Aim 1
In the excerpt about poetry, switch "notebooks" to "journals" and write out everything from "Wednesday, April 18, 2012" down to "don't really know...".

○ ○ ○ ○ ○

I've probably missed lots of movements and tendencies, and conflated some together (as in issues-based and regional), and I'd appreciate any additions to the list. I wrote this on a landscape piece of paper, and scattered them across the page. These would be the towns and villages of the map, and different poets would make their own routes through them. My own route would start at devotional (I was a born again Christian trying to convert "the lost") and end up somewhere in the linguistically innovative, via conventional lyric, New Gen and urban pastoral.

Why is it important to do this? Well, I think if you're going to assess a visual poet, you can assess him or her by the same values as you assess a post-Movement poet. They're not going to share very many values in common. Yet they would still both call themselves poets. It's also why there's really no such thing as 'just poetry'.

Wednesday, April 18, 2012

Some Comments On Bad Poetry

Someone said on Facebook recently that "bad poetry is barely poetry."

I wonder what this means.

All poets worth their salt probably write more bad poetry than good poetry. What is really bad stays in notebooks, or gets thrown in the bin, or doesn't survive. But is it still poetry? I confess I don't really know...

○ ○ ○ ○ ○

Aim 2
Copy the records from their very start down to the line containing "bar-1988 (348, 311, 356, 468)", including that line.

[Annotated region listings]
○ ○ ○ ○ ○

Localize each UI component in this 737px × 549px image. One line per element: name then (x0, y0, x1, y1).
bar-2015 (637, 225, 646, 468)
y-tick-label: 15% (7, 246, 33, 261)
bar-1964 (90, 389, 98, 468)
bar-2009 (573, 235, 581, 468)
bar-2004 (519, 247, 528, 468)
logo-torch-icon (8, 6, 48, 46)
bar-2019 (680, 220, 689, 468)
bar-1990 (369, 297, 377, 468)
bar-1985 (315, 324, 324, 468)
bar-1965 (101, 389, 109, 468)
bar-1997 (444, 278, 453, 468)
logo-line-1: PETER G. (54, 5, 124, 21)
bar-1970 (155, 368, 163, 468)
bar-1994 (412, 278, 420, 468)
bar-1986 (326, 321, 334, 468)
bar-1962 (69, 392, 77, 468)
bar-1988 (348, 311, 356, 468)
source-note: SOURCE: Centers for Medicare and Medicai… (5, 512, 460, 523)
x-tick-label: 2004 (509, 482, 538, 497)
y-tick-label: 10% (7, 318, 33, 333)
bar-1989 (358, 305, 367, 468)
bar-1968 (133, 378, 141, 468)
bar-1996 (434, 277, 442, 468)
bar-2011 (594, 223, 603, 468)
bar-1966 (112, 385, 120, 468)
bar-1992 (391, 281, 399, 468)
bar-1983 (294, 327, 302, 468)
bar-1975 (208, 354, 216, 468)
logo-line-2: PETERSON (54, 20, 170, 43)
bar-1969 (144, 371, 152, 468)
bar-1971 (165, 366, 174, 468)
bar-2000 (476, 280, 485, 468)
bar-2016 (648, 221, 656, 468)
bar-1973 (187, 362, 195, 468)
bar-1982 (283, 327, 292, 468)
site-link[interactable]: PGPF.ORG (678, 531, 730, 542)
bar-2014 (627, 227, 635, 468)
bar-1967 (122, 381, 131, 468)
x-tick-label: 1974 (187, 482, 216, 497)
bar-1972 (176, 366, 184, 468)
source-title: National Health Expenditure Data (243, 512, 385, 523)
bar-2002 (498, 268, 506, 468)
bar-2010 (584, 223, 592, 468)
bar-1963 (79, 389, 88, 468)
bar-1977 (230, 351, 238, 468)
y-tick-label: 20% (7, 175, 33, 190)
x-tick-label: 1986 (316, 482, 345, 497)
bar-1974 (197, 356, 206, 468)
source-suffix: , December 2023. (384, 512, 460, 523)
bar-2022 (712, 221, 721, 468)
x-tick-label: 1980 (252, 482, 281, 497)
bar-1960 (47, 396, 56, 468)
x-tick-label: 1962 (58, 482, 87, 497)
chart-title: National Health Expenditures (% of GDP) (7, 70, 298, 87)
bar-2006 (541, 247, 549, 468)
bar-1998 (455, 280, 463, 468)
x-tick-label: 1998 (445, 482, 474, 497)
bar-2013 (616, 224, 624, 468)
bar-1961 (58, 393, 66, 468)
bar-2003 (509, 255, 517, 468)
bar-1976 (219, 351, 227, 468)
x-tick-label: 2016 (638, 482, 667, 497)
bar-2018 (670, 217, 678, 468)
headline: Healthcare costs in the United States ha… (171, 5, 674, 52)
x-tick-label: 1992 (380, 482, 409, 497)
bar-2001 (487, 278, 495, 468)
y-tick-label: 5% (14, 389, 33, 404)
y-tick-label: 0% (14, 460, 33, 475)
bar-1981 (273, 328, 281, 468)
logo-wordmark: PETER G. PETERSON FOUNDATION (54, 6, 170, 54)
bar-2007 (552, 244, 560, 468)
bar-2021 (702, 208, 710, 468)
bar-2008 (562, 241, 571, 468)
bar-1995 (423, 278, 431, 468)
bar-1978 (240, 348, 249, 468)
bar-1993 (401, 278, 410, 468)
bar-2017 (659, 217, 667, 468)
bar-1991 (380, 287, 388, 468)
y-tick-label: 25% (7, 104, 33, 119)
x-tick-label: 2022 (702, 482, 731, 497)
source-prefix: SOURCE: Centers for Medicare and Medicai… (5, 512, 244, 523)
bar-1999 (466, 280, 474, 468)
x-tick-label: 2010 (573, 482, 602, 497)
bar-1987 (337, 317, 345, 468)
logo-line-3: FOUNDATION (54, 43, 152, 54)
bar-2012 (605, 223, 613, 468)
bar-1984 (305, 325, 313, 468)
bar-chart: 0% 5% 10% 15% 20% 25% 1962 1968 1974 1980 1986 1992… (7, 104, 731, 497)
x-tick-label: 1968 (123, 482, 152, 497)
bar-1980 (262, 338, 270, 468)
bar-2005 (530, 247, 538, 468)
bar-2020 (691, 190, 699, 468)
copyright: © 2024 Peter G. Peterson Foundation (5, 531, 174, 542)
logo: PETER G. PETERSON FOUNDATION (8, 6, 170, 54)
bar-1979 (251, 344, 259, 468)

○ ○ ○ ○ ○

Response 1
Wednesday, April 18, 2012

Some Comments On Bad Poetry

Someone said on Facebook recently that "bad poetry is barely poetry."

I wonder what this means.

All poets worth their salt probably write more bad poetry than good poetry. What is really bad stays in journals, or gets thrown in the bin, or doesn't survive. But is it still poetry? I confess I don't really know...

Response 2
Localize each UI component in this 737px × 549px image. One line per element: name then (x0, y0, x1, y1).
bar-2015 (637, 225, 646, 468)
y-tick-label: 15% (7, 246, 33, 261)
bar-1964 (90, 389, 98, 468)
bar-2009 (573, 235, 581, 468)
bar-2004 (519, 247, 528, 468)
logo-torch-icon (8, 6, 48, 46)
bar-2019 (680, 220, 689, 468)
bar-1990 (369, 297, 377, 468)
bar-1985 (315, 324, 324, 468)
bar-1965 (101, 389, 109, 468)
bar-1997 (444, 278, 453, 468)
logo-line-1: PETER G. (54, 5, 124, 21)
bar-1970 (155, 368, 163, 468)
bar-1994 (412, 278, 420, 468)
bar-1986 (326, 321, 334, 468)
bar-1962 (69, 392, 77, 468)
bar-1988 (348, 311, 356, 468)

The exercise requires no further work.